▶ **What the task asks**:
Give the records back in full, exactly as they read.

▶ **Records for the task**:
=====
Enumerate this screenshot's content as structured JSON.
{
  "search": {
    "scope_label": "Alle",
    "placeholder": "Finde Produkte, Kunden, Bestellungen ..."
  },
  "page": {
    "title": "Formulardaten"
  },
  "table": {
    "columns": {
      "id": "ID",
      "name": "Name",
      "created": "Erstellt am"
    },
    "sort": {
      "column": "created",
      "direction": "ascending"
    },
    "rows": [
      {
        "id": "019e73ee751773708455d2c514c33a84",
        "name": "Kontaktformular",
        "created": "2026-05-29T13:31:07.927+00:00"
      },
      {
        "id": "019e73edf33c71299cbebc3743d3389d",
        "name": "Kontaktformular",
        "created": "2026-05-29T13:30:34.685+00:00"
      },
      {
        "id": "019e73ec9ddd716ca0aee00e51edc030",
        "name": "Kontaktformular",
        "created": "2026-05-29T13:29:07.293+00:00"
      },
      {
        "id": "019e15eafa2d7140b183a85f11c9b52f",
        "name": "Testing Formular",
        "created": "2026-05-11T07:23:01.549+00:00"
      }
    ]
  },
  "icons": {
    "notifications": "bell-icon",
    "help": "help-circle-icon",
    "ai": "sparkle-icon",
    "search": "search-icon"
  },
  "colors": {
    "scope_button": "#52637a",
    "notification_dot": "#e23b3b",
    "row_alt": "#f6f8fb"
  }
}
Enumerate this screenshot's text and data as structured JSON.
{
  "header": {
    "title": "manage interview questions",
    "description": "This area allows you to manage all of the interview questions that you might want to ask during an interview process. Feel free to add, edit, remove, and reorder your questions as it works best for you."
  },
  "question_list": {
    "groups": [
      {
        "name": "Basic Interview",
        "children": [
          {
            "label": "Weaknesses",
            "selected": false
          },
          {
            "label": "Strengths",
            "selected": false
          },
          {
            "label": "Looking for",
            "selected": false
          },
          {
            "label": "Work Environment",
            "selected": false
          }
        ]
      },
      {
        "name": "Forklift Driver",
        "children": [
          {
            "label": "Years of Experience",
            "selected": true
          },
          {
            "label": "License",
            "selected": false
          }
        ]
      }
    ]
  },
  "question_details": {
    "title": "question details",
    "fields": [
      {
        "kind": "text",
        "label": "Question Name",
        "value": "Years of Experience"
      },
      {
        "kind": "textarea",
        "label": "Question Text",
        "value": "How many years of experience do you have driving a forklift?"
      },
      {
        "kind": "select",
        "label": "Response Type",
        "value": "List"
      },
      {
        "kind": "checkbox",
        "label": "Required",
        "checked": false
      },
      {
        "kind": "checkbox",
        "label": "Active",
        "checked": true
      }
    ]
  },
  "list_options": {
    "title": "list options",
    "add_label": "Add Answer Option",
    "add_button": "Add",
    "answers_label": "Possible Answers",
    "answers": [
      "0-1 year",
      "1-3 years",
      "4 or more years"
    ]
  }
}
=====
▶ **Solution to the problem**:
Enumerate this screenshot's content as structured JSON.
{
  "search": {
    "scope_label": "Alle",
    "placeholder": "Finde Produkte, Kunden, Bestellungen ..."
  },
  "page": {
    "title": "Formulardaten"
  },
  "table": {
    "columns": {
      "id": "ID",
      "name": "Name",
      "created": "Erstellt am"
    },
    "sort": {
      "column": "created",
      "direction": "ascending"
    },
    "rows": [
      {
        "id": "019e73ee751773708455d2c514c33a84",
        "name": "Kontaktformular",
        "created": "2026-05-29T13:31:07.927+00:00"
      },
      {
        "id": "019e73edf33c71299cbebc3743d3389d",
        "name": "Kontaktformular",
        "created": "2026-05-29T13:30:34.685+00:00"
      },
      {
        "id": "019e73ec9ddd716ca0aee00e51edc030",
        "name": "Kontaktformular",
        "created": "2026-05-29T13:29:07.293+00:00"
      },
      {
        "id": "019e15eafa2d7140b183a85f11c9b52f",
        "name": "Testing Formular",
        "created": "2026-05-11T07:23:01.549+00:00"
      }
    ]
  },
  "icons": {
    "notifications": "bell-icon",
    "help": "help-circle-icon",
    "ai": "sparkle-icon",
    "search": "search-icon"
  },
  "colors": {
    "scope_button": "#52637a",
    "notification_dot": "#e23b3b",
    "row_alt": "#f6f8fb"
  }
}
Enumerate this screenshot's text and data as structured JSON.
{
  "header": {
    "title": "manage interview questions",
    "description": "This area allows you to manage all of the interview questions that you might want to ask during an interview process. Feel free to add, edit, remove, and reorder your questions as it works best for you."
  },
  "question_list": {
    "groups": [
      {
        "name": "Basic Interview",
        "children": [
          {
            "label": "Weaknesses",
            "selected": false
          },
          {
            "label": "Strengths",
            "selected": false
          },
          {
            "label": "Looking for",
            "selected": false
          },
          {
            "label": "Work Environment",
            "selected": false
          }
        ]
      },
      {
        "name": "Forklift Driver",
        "children": [
          {
            "label": "Years of Experience",
            "selected": true
          },
          {
            "label": "License",
            "selected": false
          }
        ]
      }
    ]
  },
  "question_details": {
    "title": "question details",
    "fields": [
      {
        "kind": "text",
        "label": "Question Name",
        "value": "Years of Experience"
      },
      {
        "kind": "textarea",
        "label": "Question Text",
        "value": "How many years of experience do you have driving a forklift?"
      },
      {
        "kind": "select",
        "label": "Response Type",
        "value": "List"
      },
      {
        "kind": "checkbox",
        "label": "Required",
        "checked": false
      },
      {
        "kind": "checkbox",
        "label": "Active",
        "checked": true
      }
    ]
  },
  "list_options": {
    "title": "list options",
    "add_label": "Add Answer Option",
    "add_button": "Add",
    "answers_label": "Possible Answers",
    "answers": [
      "0-1 year",
      "1-3 years",
      "4 or more years"
    ]
  }
}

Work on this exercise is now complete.